▶ [Short task]
Copy every line of the material below verbatim, leaving out the pictures.

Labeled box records
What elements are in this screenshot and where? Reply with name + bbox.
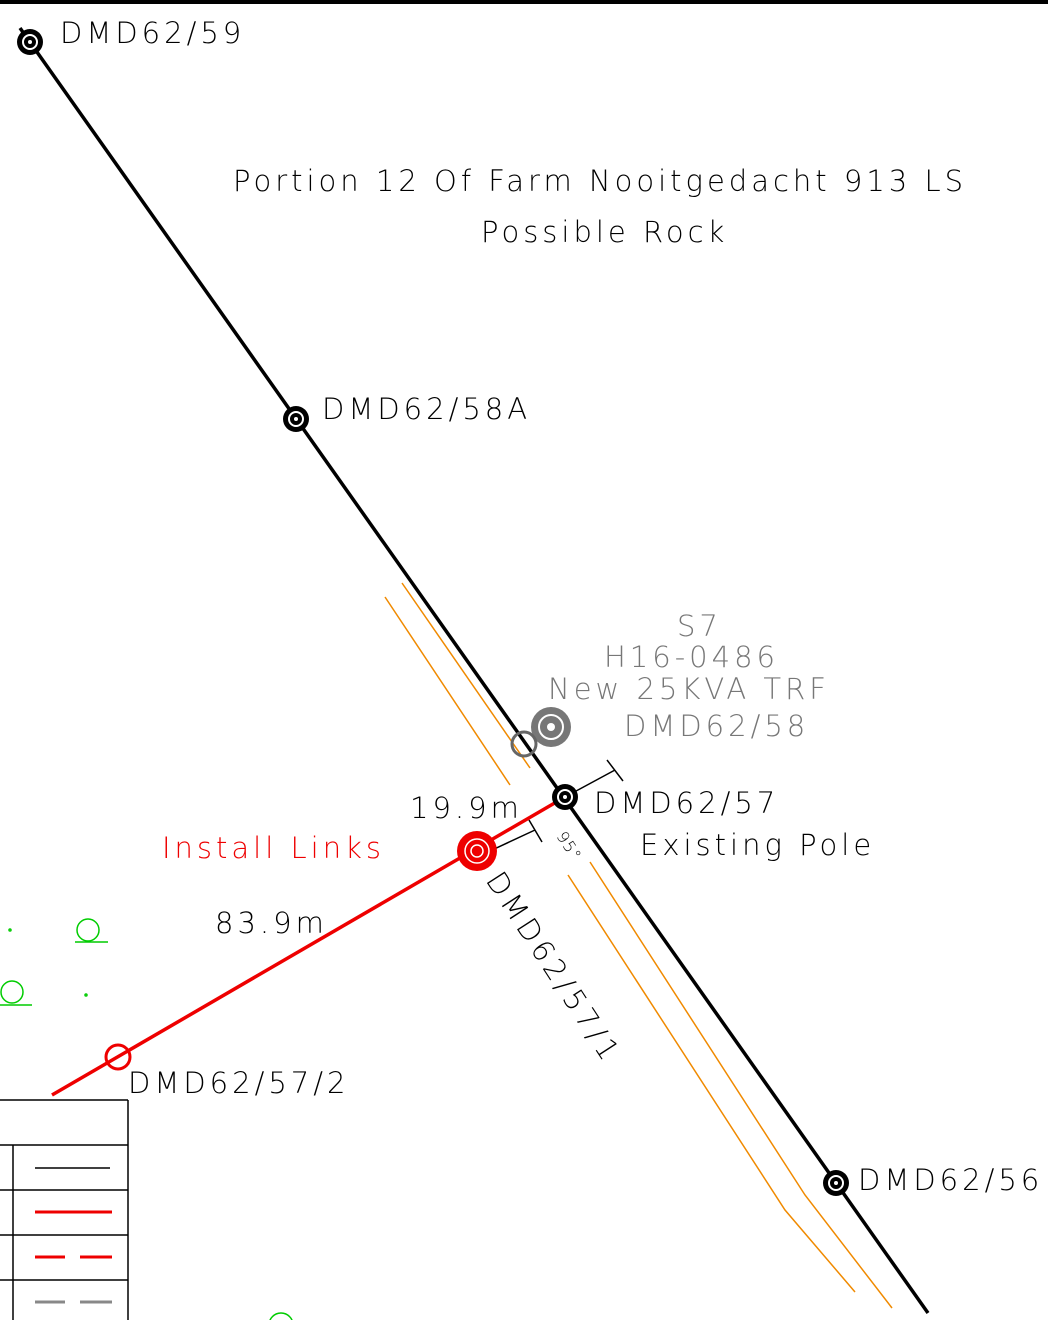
label: New 25KVA TRF: [548, 672, 830, 706]
trees: [0, 918, 293, 1320]
label: S7: [677, 609, 722, 643]
label: DMD62/57/2: [128, 1066, 349, 1100]
label: H16-0486: [604, 640, 779, 674]
transformer: [531, 707, 571, 747]
label: 83.9m: [215, 906, 328, 940]
servitude-lines: [384, 582, 893, 1309]
label: 19.9m: [410, 791, 523, 825]
grey-pole: [510, 730, 538, 758]
label: DMD62/58A: [322, 392, 531, 426]
power-line: [18, 26, 930, 1315]
label: DMD62/56: [858, 1163, 1043, 1197]
black-poles: [17, 29, 849, 1196]
label: DMD62/57: [594, 786, 779, 820]
label: Portion 12 Of Farm Nooitgedacht 913 LS: [233, 164, 967, 198]
label: DMD62/58: [624, 709, 809, 743]
label: DMD62/59: [60, 16, 245, 50]
legend: [0, 1099, 129, 1320]
red-pole: [457, 831, 497, 871]
label: Install Links: [162, 831, 385, 865]
label: Possible Rock: [481, 215, 728, 249]
label: Existing Pole: [640, 828, 875, 862]
red-pole-2: [104, 1043, 132, 1071]
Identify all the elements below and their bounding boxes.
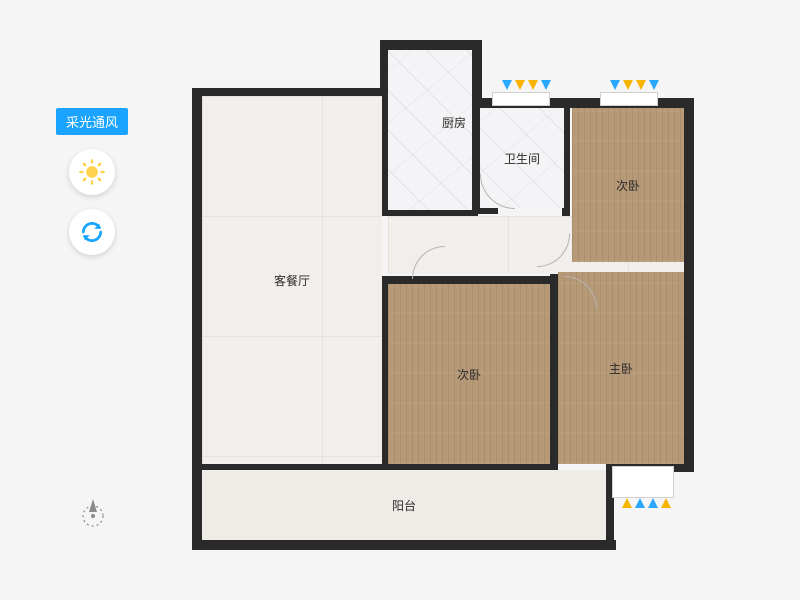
room-label: 次卧 [457,366,481,383]
wall [472,100,480,214]
room-label: 主卧 [609,360,633,377]
sun-icon [78,158,106,186]
arrow-icon [648,498,658,508]
vent-arrows [622,498,671,508]
arrow-icon [515,80,525,90]
refresh-button[interactable] [69,209,115,255]
window [612,466,674,498]
arrow-icon [541,80,551,90]
arrow-icon [502,80,512,90]
wall [192,540,616,550]
room-kitchen: 厨房 [388,50,472,210]
arrow-icon [528,80,538,90]
room-label: 客餐厅 [274,272,310,289]
room-bed-sw: 次卧 [388,284,550,464]
room-label: 卫生间 [504,150,540,167]
wall [380,40,480,50]
wall [472,40,482,106]
wall [550,272,558,468]
canvas: 采光通风 [0,0,800,600]
wall [380,276,556,284]
refresh-icon [79,219,105,245]
arrow-icon [649,80,659,90]
arrow-icon [610,80,620,90]
window [600,92,658,106]
room-living: 客餐厅 [202,96,382,464]
room-balcony: 阳台 [202,470,606,540]
room-label: 阳台 [392,497,416,514]
vent-arrows [610,80,659,90]
window [492,92,550,106]
vent-arrows [502,80,551,90]
arrow-icon [635,498,645,508]
sun-button[interactable] [69,149,115,195]
arrow-icon [623,80,633,90]
arrow-icon [636,80,646,90]
floor-plan: 客餐厅 厨房 卫生间 次卧 次卧 主卧 阳台 [192,40,694,560]
room-label: 次卧 [616,177,640,194]
arrow-icon [622,498,632,508]
sidebar: 采光通风 [56,108,128,255]
arrow-icon [661,498,671,508]
lighting-tag: 采光通风 [56,108,128,135]
wall [192,88,202,548]
compass-icon [76,496,110,530]
wall [684,98,694,472]
room-label: 厨房 [442,114,466,131]
room-bed-nw: 次卧 [572,108,684,262]
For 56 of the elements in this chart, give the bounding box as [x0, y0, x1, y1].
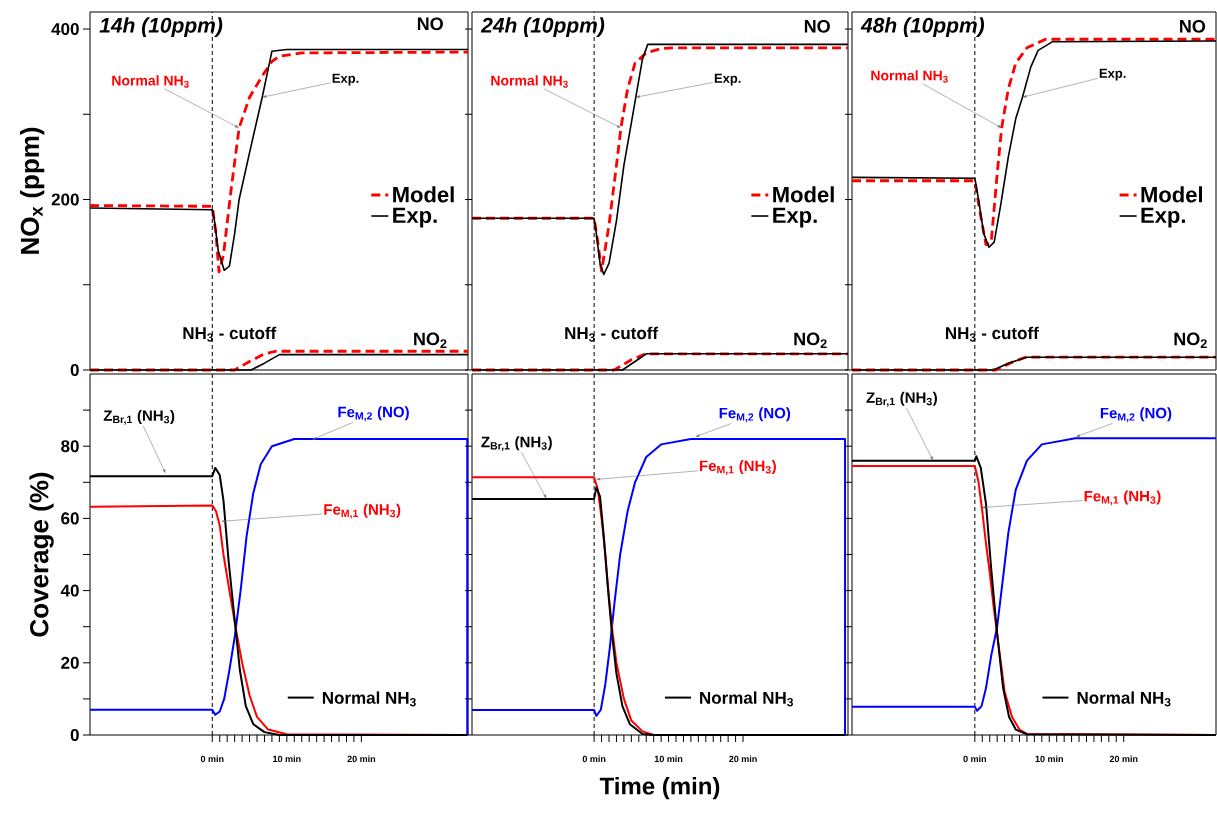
annotation: Exp.: [332, 73, 359, 86]
text: Fe$_{M,1}$ (NH$_{3}$): [324, 503, 401, 519]
legend-label: Exp.: [393, 207, 437, 228]
annotation: NO$_{2}$: [414, 332, 447, 348]
y-tick-label: 20: [61, 656, 79, 669]
text: Fe$_{M,1}$ (NH$_{3}$): [1084, 490, 1161, 506]
annotation: Normal NH$_{3}$: [871, 70, 948, 83]
legend-label: Z$_{Br,1}$ (NH$_{3}$): [481, 436, 552, 452]
legend-label: Exp.: [1141, 207, 1185, 228]
x-tick-label: 0 min: [963, 755, 987, 763]
y-tick-label: 0: [70, 728, 79, 742]
x-tick-label: 0 min: [582, 755, 606, 763]
y-tick-label: 40: [60, 584, 79, 597]
x-tick-label: 20 min: [729, 755, 757, 763]
annotation: Normal NH$_{3}$: [1077, 691, 1171, 707]
y-tick-label: 80: [61, 440, 79, 453]
x-tick-label: 10 min: [273, 755, 301, 763]
chart-title: 24h (10ppm): [480, 17, 605, 37]
legend-label: Model: [393, 186, 454, 203]
ref-line-label: NH$_{3}$ - cutoff: [183, 326, 277, 342]
annotation: NO: [417, 17, 443, 31]
chart-title: 14h (10ppm): [99, 17, 223, 37]
legend-label: Model: [773, 186, 834, 203]
annotation: Normal NH$_{3}$: [700, 691, 793, 707]
x-tick-label: 20 min: [1109, 755, 1138, 763]
annotation: Normal NH$_{3}$: [491, 75, 568, 88]
annotation: Exp.: [714, 73, 741, 86]
y-tick-label: 200: [51, 193, 79, 206]
annotation: NO: [1180, 19, 1206, 33]
x-tick-label: 20 min: [347, 755, 376, 763]
y-tick-label: 0: [70, 363, 79, 377]
annotation: Normal NH$_{3}$: [112, 75, 189, 88]
legend-label: Exp.: [773, 207, 817, 228]
x-tick-label: 10 min: [1035, 755, 1063, 763]
annotation: NO$_{2}$: [1174, 332, 1207, 348]
series-label: Fe$_{M,2}$ (NO): [338, 406, 409, 422]
y-axis-title: Coverage (%): [29, 472, 54, 637]
series-label: Fe$_{M,2}$ (NO): [1100, 407, 1172, 423]
x-tick-label: 10 min: [654, 755, 683, 763]
legend-label: Z$_{Br,1}$ (NH$_{3}$): [103, 409, 175, 425]
ref-line-label: NH$_{3}$ - cutoff: [945, 326, 1039, 342]
legend-label: Model: [1141, 186, 1202, 203]
y-tick-label: 60: [61, 512, 79, 525]
annotation: Exp.: [1099, 68, 1126, 81]
text: Fe$_{M,1}$ (NH$_{3}$): [700, 460, 776, 475]
x-tick-label: 0 min: [200, 755, 224, 763]
x-axis-title: Time (min): [599, 776, 720, 800]
text: Z$_{Br,1}$ (NH$_{3}$): [866, 391, 937, 407]
y-tick-label: 400: [51, 23, 79, 36]
ref-line-label: NH$_{3}$ - cutoff: [565, 326, 659, 342]
annotation: NO: [804, 19, 830, 33]
y-axis-title: NO$_{x}$ (ppm): [20, 127, 45, 254]
annotation: Normal NH$_{3}$: [322, 691, 416, 707]
annotation: NO$_{2}$: [794, 332, 827, 348]
chart-title: 48h (10ppm): [860, 17, 985, 37]
series-label: Fe$_{M,2}$ (NO): [719, 407, 791, 423]
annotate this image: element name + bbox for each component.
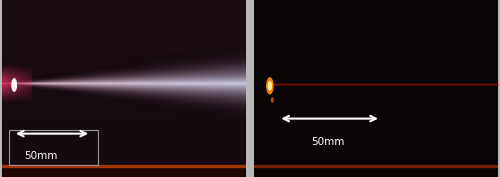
Ellipse shape bbox=[272, 98, 274, 102]
Text: 50mm: 50mm bbox=[312, 137, 344, 147]
Ellipse shape bbox=[267, 78, 273, 94]
Bar bbox=[2, 165, 246, 167]
Bar bbox=[254, 165, 498, 167]
Bar bbox=[2, 165, 246, 177]
Bar bbox=[10, 130, 99, 165]
Bar bbox=[254, 165, 498, 177]
Ellipse shape bbox=[268, 82, 272, 90]
Ellipse shape bbox=[12, 79, 16, 91]
Text: 50mm: 50mm bbox=[24, 151, 58, 161]
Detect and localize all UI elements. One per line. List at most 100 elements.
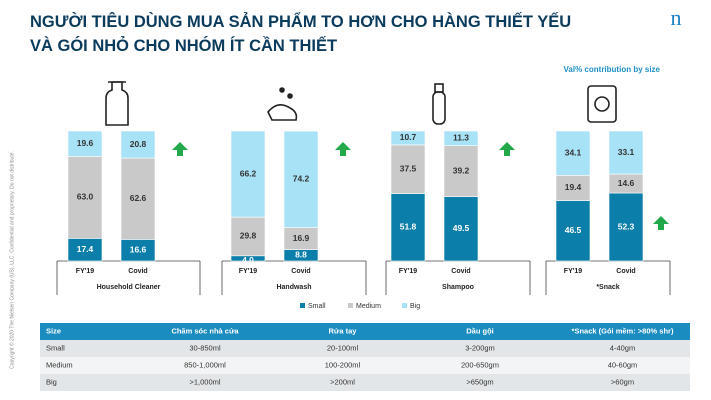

▶ [The solution]
What elements are in this screenshot and where? Reply with name + bbox.
label: New 25KVA TRF: [548, 672, 830, 706]
trees: [0, 918, 293, 1320]
label: S7: [677, 609, 722, 643]
label: DMD62/57/2: [128, 1066, 349, 1100]
label: H16-0486: [604, 640, 779, 674]
transformer: [531, 707, 571, 747]
label: 83.9m: [215, 906, 328, 940]
servitude-lines: [384, 582, 893, 1309]
label: 19.9m: [410, 791, 523, 825]
grey-pole: [510, 730, 538, 758]
label: DMD62/58A: [322, 392, 531, 426]
power-line: [18, 26, 930, 1315]
label: DMD62/56: [858, 1163, 1043, 1197]
black-poles: [17, 29, 849, 1196]
label: DMD62/57: [594, 786, 779, 820]
label: Portion 12 Of Farm Nooitgedacht 913 LS: [233, 164, 967, 198]
label: DMD62/58: [624, 709, 809, 743]
label: DMD62/59: [60, 16, 245, 50]
legend: [0, 1099, 129, 1320]
red-pole: [457, 831, 497, 871]
label: Install Links: [162, 831, 385, 865]
label: Possible Rock: [481, 215, 728, 249]
label: Existing Pole: [640, 828, 875, 862]
red-pole-2: [104, 1043, 132, 1071]
Identify all the elements below and their bounding boxes.
room-label: 次卧 [457,366,481,383]
wall [472,100,480,214]
room-label: 主卧 [609,360,633,377]
sun-icon [78,158,106,186]
arrow-icon [648,498,658,508]
vent-arrows [622,498,671,508]
arrow-icon [515,80,525,90]
refresh-button[interactable] [69,209,115,255]
window [612,466,674,498]
arrow-icon [541,80,551,90]
arrow-icon [502,80,512,90]
wall [192,540,616,550]
room-kitchen: 厨房 [388,50,472,210]
arrow-icon [528,80,538,90]
room-label: 客餐厅 [274,272,310,289]
room-bed-sw: 次卧 [388,284,550,464]
room-label: 卫生间 [504,150,540,167]
wall [380,40,480,50]
wall [472,40,482,106]
wall [550,272,558,468]
canvas: 采光通风 [0,0,800,600]
wall [380,276,556,284]
refresh-icon [79,219,105,245]
arrow-icon [649,80,659,90]
arrow-icon [610,80,620,90]
window [600,92,658,106]
room-living: 客餐厅 [202,96,382,464]
room-balcony: 阳台 [202,470,606,540]
room-label: 阳台 [392,497,416,514]
vent-arrows [610,80,659,90]
window [492,92,550,106]
vent-arrows [502,80,551,90]
arrow-icon [635,498,645,508]
sun-button[interactable] [69,149,115,195]
arrow-icon [623,80,633,90]
arrow-icon [636,80,646,90]
floor-plan: 客餐厅 厨房 卫生间 次卧 次卧 主卧 阳台 [192,40,694,560]
room-label: 次卧 [616,177,640,194]
arrow-icon [622,498,632,508]
sidebar: 采光通风 [56,108,128,255]
arrow-icon [661,498,671,508]
lighting-tag: 采光通风 [56,108,128,135]
wall [192,88,202,548]
compass-icon [76,496,110,530]
wall [684,98,694,472]
room-label: 厨房 [442,114,466,131]
room-bed-nw: 次卧 [572,108,684,262]
For 56 of the elements in this chart, give the bounding box as [x0, y0, x1, y1].
annotation: Exp.: [332, 73, 359, 86]
text: Fe$_{M,1}$ (NH$_{3}$): [324, 503, 401, 519]
legend-label: Exp.: [393, 207, 437, 228]
annotation: NO$_{2}$: [414, 332, 447, 348]
y-tick-label: 20: [61, 656, 79, 669]
text: Fe$_{M,1}$ (NH$_{3}$): [1084, 490, 1161, 506]
annotation: Normal NH$_{3}$: [871, 70, 948, 83]
legend-label: Z$_{Br,1}$ (NH$_{3}$): [481, 436, 552, 452]
legend-label: Exp.: [1141, 207, 1185, 228]
x-tick-label: 0 min: [963, 755, 987, 763]
y-tick-label: 0: [70, 728, 79, 742]
x-tick-label: 0 min: [582, 755, 606, 763]
y-tick-label: 40: [60, 584, 79, 597]
x-tick-label: 20 min: [729, 755, 757, 763]
annotation: Normal NH$_{3}$: [1077, 691, 1171, 707]
y-tick-label: 80: [61, 440, 79, 453]
x-tick-label: 10 min: [273, 755, 301, 763]
chart-title: 24h (10ppm): [480, 17, 605, 37]
legend-label: Model: [393, 186, 454, 203]
ref-line-label: NH$_{3}$ - cutoff: [183, 326, 277, 342]
annotation: NO: [417, 17, 443, 31]
chart-title: 14h (10ppm): [99, 17, 223, 37]
legend-label: Model: [773, 186, 834, 203]
annotation: Normal NH$_{3}$: [700, 691, 793, 707]
x-tick-label: 20 min: [1109, 755, 1138, 763]
annotation: Normal NH$_{3}$: [491, 75, 568, 88]
annotation: Exp.: [714, 73, 741, 86]
y-tick-label: 200: [51, 193, 79, 206]
annotation: NO: [1180, 19, 1206, 33]
x-tick-label: 20 min: [347, 755, 376, 763]
y-tick-label: 0: [70, 363, 79, 377]
annotation: Normal NH$_{3}$: [112, 75, 189, 88]
legend-label: Exp.: [773, 207, 817, 228]
x-tick-label: 10 min: [1035, 755, 1063, 763]
annotation: NO$_{2}$: [1174, 332, 1207, 348]
series-label: Fe$_{M,2}$ (NO): [338, 406, 409, 422]
y-axis-title: Coverage (%): [29, 472, 54, 637]
series-label: Fe$_{M,2}$ (NO): [1100, 407, 1172, 423]
x-tick-label: 10 min: [654, 755, 683, 763]
legend-label: Z$_{Br,1}$ (NH$_{3}$): [103, 409, 175, 425]
ref-line-label: NH$_{3}$ - cutoff: [945, 326, 1039, 342]
legend-label: Model: [1141, 186, 1202, 203]
y-tick-label: 60: [61, 512, 79, 525]
annotation: Exp.: [1099, 68, 1126, 81]
text: Fe$_{M,1}$ (NH$_{3}$): [700, 460, 776, 475]
x-tick-label: 0 min: [200, 755, 224, 763]
x-axis-title: Time (min): [599, 776, 720, 800]
text: Z$_{Br,1}$ (NH$_{3}$): [866, 391, 937, 407]
y-tick-label: 400: [51, 23, 79, 36]
ref-line-label: NH$_{3}$ - cutoff: [565, 326, 659, 342]
annotation: NO: [804, 19, 830, 33]
y-axis-title: NO$_{x}$ (ppm): [20, 127, 45, 254]
annotation: Normal NH$_{3}$: [322, 691, 416, 707]
annotation: NO$_{2}$: [794, 332, 827, 348]
chart-title: 48h (10ppm): [860, 17, 985, 37]
series-label: Fe$_{M,2}$ (NO): [719, 407, 791, 423]
annotate this image: element name + bbox for each component.
Ellipse shape bbox=[272, 98, 274, 102]
Text: 50mm: 50mm bbox=[312, 137, 344, 147]
Ellipse shape bbox=[267, 78, 273, 94]
Bar bbox=[2, 165, 246, 167]
Bar bbox=[254, 165, 498, 167]
Bar bbox=[2, 165, 246, 177]
Bar bbox=[10, 130, 99, 165]
Bar bbox=[254, 165, 498, 177]
Ellipse shape bbox=[268, 82, 272, 90]
Ellipse shape bbox=[12, 79, 16, 91]
Text: 50mm: 50mm bbox=[24, 151, 58, 161]
Detect and localize all UI elements. One per line. List at most 100 elements.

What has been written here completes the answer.